Written instruction
Could you write out every record below exactly, leaving out any pictures?

Material for the task
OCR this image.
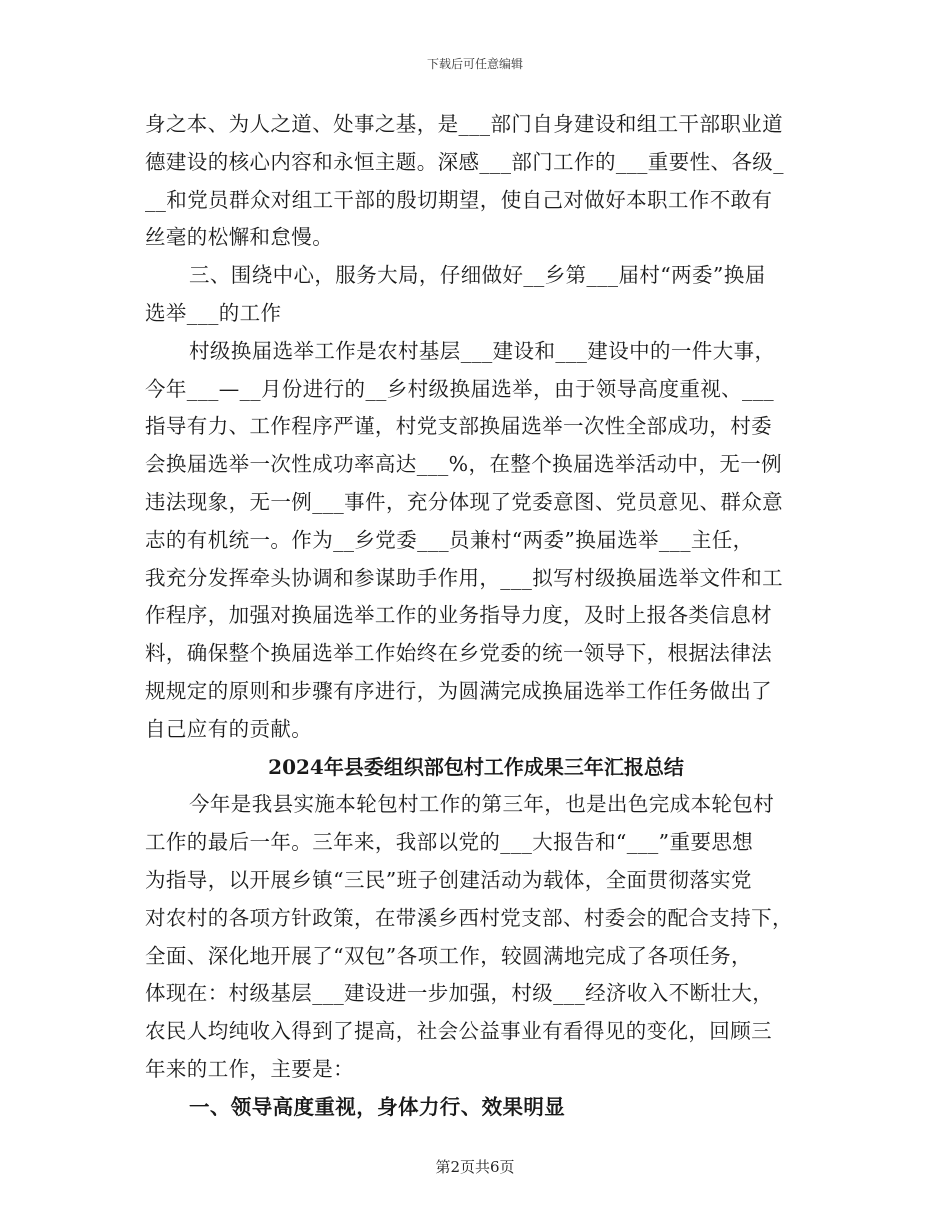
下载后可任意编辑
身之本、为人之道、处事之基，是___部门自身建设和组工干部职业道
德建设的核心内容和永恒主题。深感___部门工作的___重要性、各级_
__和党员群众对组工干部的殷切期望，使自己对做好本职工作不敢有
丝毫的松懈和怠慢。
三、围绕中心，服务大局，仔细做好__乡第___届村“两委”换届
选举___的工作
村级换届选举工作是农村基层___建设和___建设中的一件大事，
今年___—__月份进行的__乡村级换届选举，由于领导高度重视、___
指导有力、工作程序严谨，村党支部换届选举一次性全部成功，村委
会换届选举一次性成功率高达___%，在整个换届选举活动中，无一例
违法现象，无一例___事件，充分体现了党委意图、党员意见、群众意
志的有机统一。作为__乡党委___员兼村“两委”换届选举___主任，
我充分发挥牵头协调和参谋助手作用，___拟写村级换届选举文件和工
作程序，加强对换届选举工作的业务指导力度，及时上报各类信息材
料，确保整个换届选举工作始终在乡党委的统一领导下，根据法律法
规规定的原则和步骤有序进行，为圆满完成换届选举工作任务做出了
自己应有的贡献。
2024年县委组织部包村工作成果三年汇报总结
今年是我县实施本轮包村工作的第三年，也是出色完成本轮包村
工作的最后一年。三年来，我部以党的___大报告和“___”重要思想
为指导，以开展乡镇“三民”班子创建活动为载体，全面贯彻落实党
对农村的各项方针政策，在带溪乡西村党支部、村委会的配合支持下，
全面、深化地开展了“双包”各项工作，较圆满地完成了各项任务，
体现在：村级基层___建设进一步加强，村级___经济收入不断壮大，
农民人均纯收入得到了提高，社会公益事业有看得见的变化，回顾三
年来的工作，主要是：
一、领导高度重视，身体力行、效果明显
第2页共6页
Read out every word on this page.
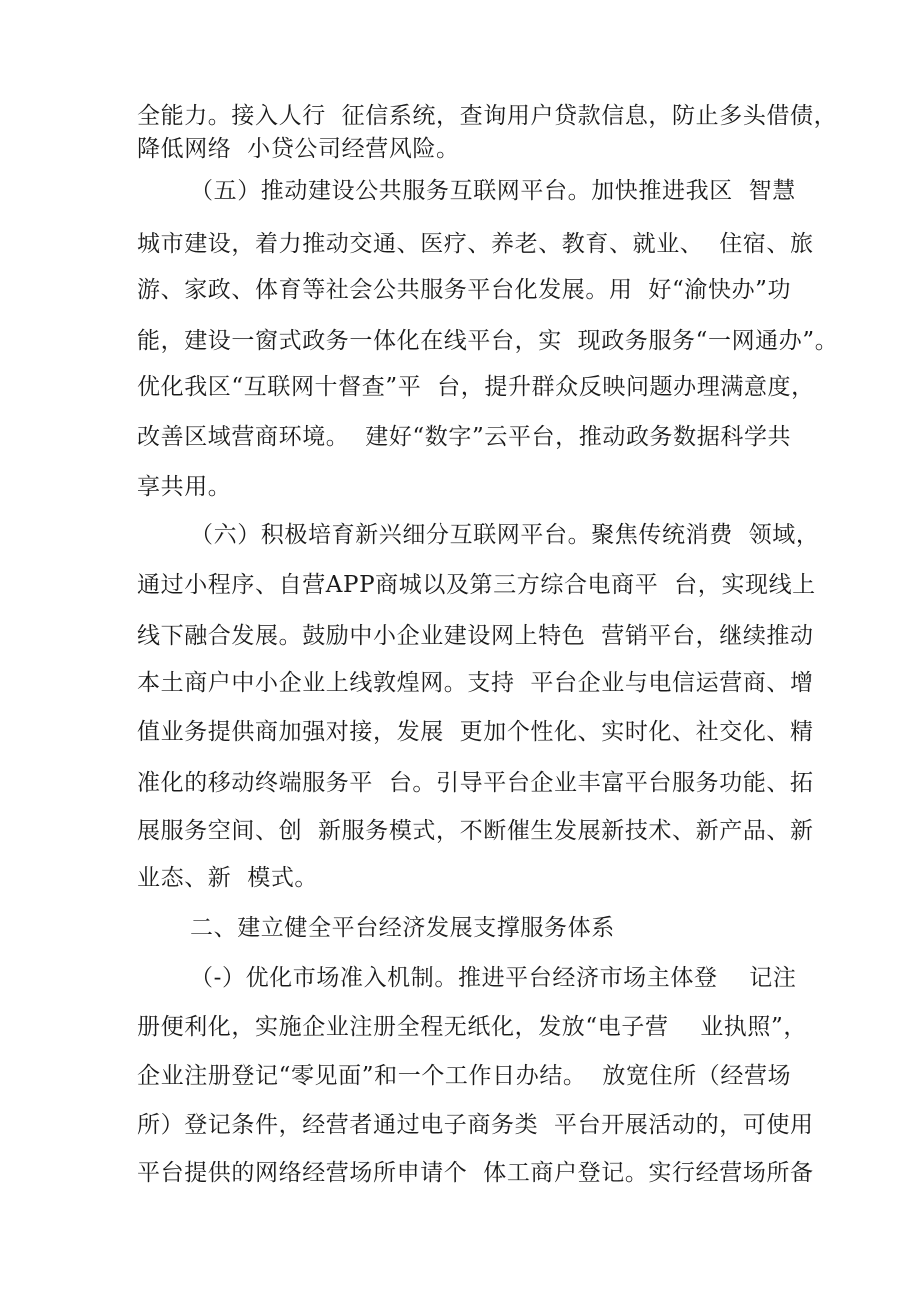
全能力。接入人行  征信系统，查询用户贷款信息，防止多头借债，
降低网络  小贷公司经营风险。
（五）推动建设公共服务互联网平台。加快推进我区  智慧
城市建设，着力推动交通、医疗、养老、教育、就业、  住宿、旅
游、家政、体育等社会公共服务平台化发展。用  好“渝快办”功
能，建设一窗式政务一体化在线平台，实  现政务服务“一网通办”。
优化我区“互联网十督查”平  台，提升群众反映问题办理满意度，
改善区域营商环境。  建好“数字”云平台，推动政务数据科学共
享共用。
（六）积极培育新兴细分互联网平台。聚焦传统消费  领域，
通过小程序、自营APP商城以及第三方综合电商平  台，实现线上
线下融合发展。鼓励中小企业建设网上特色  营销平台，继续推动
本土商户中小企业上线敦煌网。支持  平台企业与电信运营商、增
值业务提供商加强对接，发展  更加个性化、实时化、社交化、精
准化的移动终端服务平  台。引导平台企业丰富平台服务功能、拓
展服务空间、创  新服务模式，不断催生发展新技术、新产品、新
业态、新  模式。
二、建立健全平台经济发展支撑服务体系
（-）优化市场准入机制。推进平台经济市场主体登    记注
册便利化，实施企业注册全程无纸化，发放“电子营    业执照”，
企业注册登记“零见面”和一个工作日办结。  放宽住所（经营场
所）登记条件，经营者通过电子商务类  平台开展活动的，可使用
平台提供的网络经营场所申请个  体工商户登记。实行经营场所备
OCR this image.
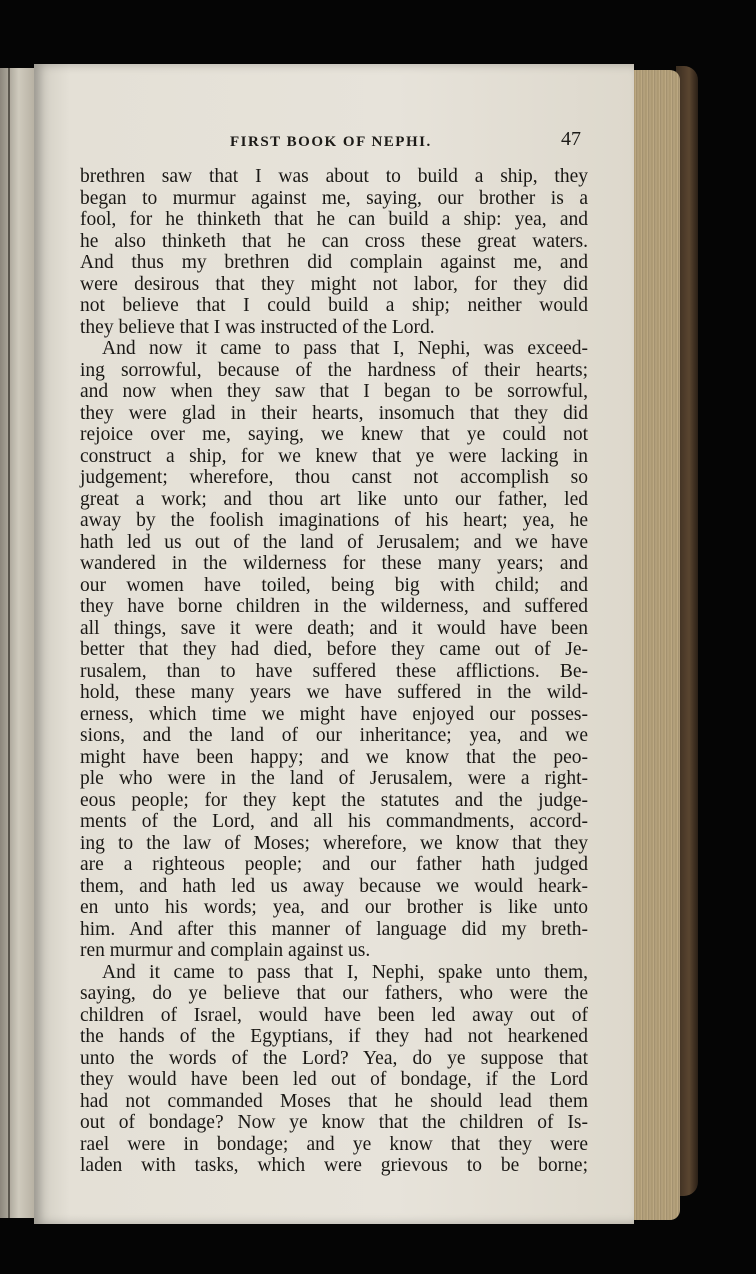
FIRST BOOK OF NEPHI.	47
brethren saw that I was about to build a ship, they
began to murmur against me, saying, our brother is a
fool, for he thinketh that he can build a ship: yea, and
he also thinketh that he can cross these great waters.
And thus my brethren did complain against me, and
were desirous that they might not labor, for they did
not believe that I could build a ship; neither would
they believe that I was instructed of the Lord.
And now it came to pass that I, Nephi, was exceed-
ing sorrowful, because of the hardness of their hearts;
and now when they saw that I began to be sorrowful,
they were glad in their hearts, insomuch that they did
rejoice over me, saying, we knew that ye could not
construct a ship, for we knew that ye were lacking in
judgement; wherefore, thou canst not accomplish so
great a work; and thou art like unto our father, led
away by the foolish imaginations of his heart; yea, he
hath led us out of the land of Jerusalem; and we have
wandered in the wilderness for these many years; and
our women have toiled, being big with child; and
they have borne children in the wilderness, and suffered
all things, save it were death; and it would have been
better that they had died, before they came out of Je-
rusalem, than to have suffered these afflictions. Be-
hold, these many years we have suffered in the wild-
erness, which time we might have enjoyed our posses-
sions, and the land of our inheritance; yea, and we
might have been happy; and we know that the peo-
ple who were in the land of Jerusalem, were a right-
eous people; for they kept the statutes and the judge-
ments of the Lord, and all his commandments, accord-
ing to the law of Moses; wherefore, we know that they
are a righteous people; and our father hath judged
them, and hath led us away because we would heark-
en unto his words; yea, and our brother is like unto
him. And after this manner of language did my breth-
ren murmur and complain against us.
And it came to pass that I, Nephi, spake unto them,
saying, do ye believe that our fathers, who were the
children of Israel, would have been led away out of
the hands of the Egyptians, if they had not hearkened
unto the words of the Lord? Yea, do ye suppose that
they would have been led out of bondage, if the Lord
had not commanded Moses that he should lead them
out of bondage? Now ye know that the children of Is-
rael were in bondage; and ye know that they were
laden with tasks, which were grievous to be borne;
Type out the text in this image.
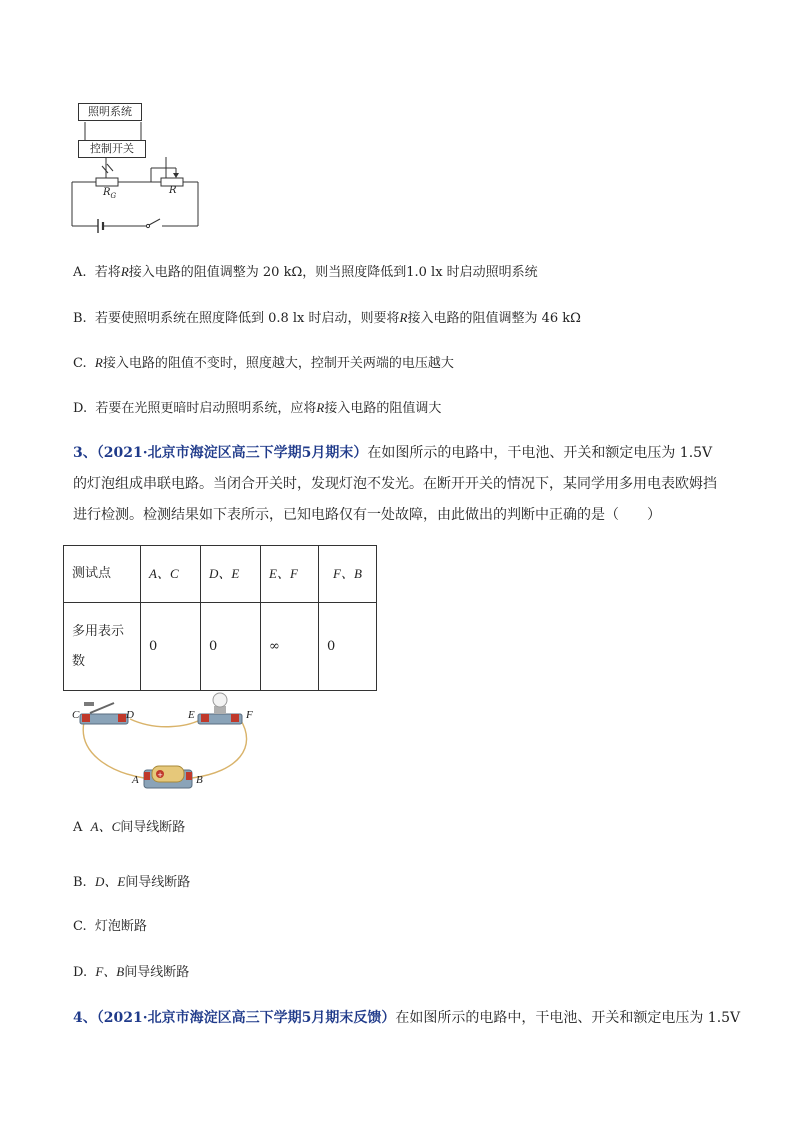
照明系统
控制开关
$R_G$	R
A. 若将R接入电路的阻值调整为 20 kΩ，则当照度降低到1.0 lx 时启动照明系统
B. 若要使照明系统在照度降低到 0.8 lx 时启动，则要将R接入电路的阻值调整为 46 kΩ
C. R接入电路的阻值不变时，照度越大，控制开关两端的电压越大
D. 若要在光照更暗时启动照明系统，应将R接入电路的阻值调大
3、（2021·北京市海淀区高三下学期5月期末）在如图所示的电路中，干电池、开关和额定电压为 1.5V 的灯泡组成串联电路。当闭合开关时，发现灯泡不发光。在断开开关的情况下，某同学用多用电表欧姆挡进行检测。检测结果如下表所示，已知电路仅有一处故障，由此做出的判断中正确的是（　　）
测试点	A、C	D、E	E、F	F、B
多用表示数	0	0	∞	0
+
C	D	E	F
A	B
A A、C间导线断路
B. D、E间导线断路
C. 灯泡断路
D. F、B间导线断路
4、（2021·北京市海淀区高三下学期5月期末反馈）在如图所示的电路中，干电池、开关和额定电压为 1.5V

Expected answer
OCR this image.
下载后可任意编辑
身之本、为人之道、处事之基，是___部门自身建设和组工干部职业道
德建设的核心内容和永恒主题。深感___部门工作的___重要性、各级_
__和党员群众对组工干部的殷切期望，使自己对做好本职工作不敢有
丝毫的松懈和怠慢。
三、围绕中心，服务大局，仔细做好__乡第___届村“两委”换届
选举___的工作
村级换届选举工作是农村基层___建设和___建设中的一件大事，
今年___—__月份进行的__乡村级换届选举，由于领导高度重视、___
指导有力、工作程序严谨，村党支部换届选举一次性全部成功，村委
会换届选举一次性成功率高达___%，在整个换届选举活动中，无一例
违法现象，无一例___事件，充分体现了党委意图、党员意见、群众意
志的有机统一。作为__乡党委___员兼村“两委”换届选举___主任，
我充分发挥牵头协调和参谋助手作用，___拟写村级换届选举文件和工
作程序，加强对换届选举工作的业务指导力度，及时上报各类信息材
料，确保整个换届选举工作始终在乡党委的统一领导下，根据法律法
规规定的原则和步骤有序进行，为圆满完成换届选举工作任务做出了
自己应有的贡献。
2024年县委组织部包村工作成果三年汇报总结
今年是我县实施本轮包村工作的第三年，也是出色完成本轮包村
工作的最后一年。三年来，我部以党的___大报告和“___”重要思想
为指导，以开展乡镇“三民”班子创建活动为载体，全面贯彻落实党
对农村的各项方针政策，在带溪乡西村党支部、村委会的配合支持下，
全面、深化地开展了“双包”各项工作，较圆满地完成了各项任务，
体现在：村级基层___建设进一步加强，村级___经济收入不断壮大，
农民人均纯收入得到了提高，社会公益事业有看得见的变化，回顾三
年来的工作，主要是：
一、领导高度重视，身体力行、效果明显
第2页共6页
Read out every word on this page.
全能力。接入人行  征信系统，查询用户贷款信息，防止多头借债，
降低网络  小贷公司经营风险。
（五）推动建设公共服务互联网平台。加快推进我区  智慧
城市建设，着力推动交通、医疗、养老、教育、就业、  住宿、旅
游、家政、体育等社会公共服务平台化发展。用  好“渝快办”功
能，建设一窗式政务一体化在线平台，实  现政务服务“一网通办”。
优化我区“互联网十督查”平  台，提升群众反映问题办理满意度，
改善区域营商环境。  建好“数字”云平台，推动政务数据科学共
享共用。
（六）积极培育新兴细分互联网平台。聚焦传统消费  领域，
通过小程序、自营APP商城以及第三方综合电商平  台，实现线上
线下融合发展。鼓励中小企业建设网上特色  营销平台，继续推动
本土商户中小企业上线敦煌网。支持  平台企业与电信运营商、增
值业务提供商加强对接，发展  更加个性化、实时化、社交化、精
准化的移动终端服务平  台。引导平台企业丰富平台服务功能、拓
展服务空间、创  新服务模式，不断催生发展新技术、新产品、新
业态、新  模式。
二、建立健全平台经济发展支撑服务体系
（-）优化市场准入机制。推进平台经济市场主体登    记注
册便利化，实施企业注册全程无纸化，发放“电子营    业执照”，
企业注册登记“零见面”和一个工作日办结。  放宽住所（经营场
所）登记条件，经营者通过电子商务类  平台开展活动的，可使用
平台提供的网络经营场所申请个  体工商户登记。实行经营场所备
OCR this image.
FIRST BOOK OF NEPHI.	47
brethren saw that I was about to build a ship, they
began to murmur against me, saying, our brother is a
fool, for he thinketh that he can build a ship: yea, and
he also thinketh that he can cross these great waters.
And thus my brethren did complain against me, and
were desirous that they might not labor, for they did
not believe that I could build a ship; neither would
they believe that I was instructed of the Lord.
And now it came to pass that I, Nephi, was exceed-
ing sorrowful, because of the hardness of their hearts;
and now when they saw that I began to be sorrowful,
they were glad in their hearts, insomuch that they did
rejoice over me, saying, we knew that ye could not
construct a ship, for we knew that ye were lacking in
judgement; wherefore, thou canst not accomplish so
great a work; and thou art like unto our father, led
away by the foolish imaginations of his heart; yea, he
hath led us out of the land of Jerusalem; and we have
wandered in the wilderness for these many years; and
our women have toiled, being big with child; and
they have borne children in the wilderness, and suffered
all things, save it were death; and it would have been
better that they had died, before they came out of Je-
rusalem, than to have suffered these afflictions. Be-
hold, these many years we have suffered in the wild-
erness, which time we might have enjoyed our posses-
sions, and the land of our inheritance; yea, and we
might have been happy; and we know that the peo-
ple who were in the land of Jerusalem, were a right-
eous people; for they kept the statutes and the judge-
ments of the Lord, and all his commandments, accord-
ing to the law of Moses; wherefore, we know that they
are a righteous people; and our father hath judged
them, and hath led us away because we would heark-
en unto his words; yea, and our brother is like unto
him. And after this manner of language did my breth-
ren murmur and complain against us.
And it came to pass that I, Nephi, spake unto them,
saying, do ye believe that our fathers, who were the
children of Israel, would have been led away out of
the hands of the Egyptians, if they had not hearkened
unto the words of the Lord? Yea, do ye suppose that
they would have been led out of bondage, if the Lord
had not commanded Moses that he should lead them
out of bondage? Now ye know that the children of Is-
rael were in bondage; and ye know that they were
laden with tasks, which were grievous to be borne;
Type out the text in this image.
照明系统
控制开关
$R_G$	R
A. 若将R接入电路的阻值调整为 20 kΩ，则当照度降低到1.0 lx 时启动照明系统
B. 若要使照明系统在照度降低到 0.8 lx 时启动，则要将R接入电路的阻值调整为 46 kΩ
C. R接入电路的阻值不变时，照度越大，控制开关两端的电压越大
D. 若要在光照更暗时启动照明系统，应将R接入电路的阻值调大
3、（2021·北京市海淀区高三下学期5月期末）在如图所示的电路中，干电池、开关和额定电压为 1.5V 的灯泡组成串联电路。当闭合开关时，发现灯泡不发光。在断开开关的情况下，某同学用多用电表欧姆挡进行检测。检测结果如下表所示，已知电路仅有一处故障，由此做出的判断中正确的是（　　）
测试点	A、C	D、E	E、F	F、B
多用表示数	0	0	∞	0
+
C	D	E	F
A	B
A A、C间导线断路
B. D、E间导线断路
C. 灯泡断路
D. F、B间导线断路
4、（2021·北京市海淀区高三下学期5月期末反馈）在如图所示的电路中，干电池、开关和额定电压为 1.5V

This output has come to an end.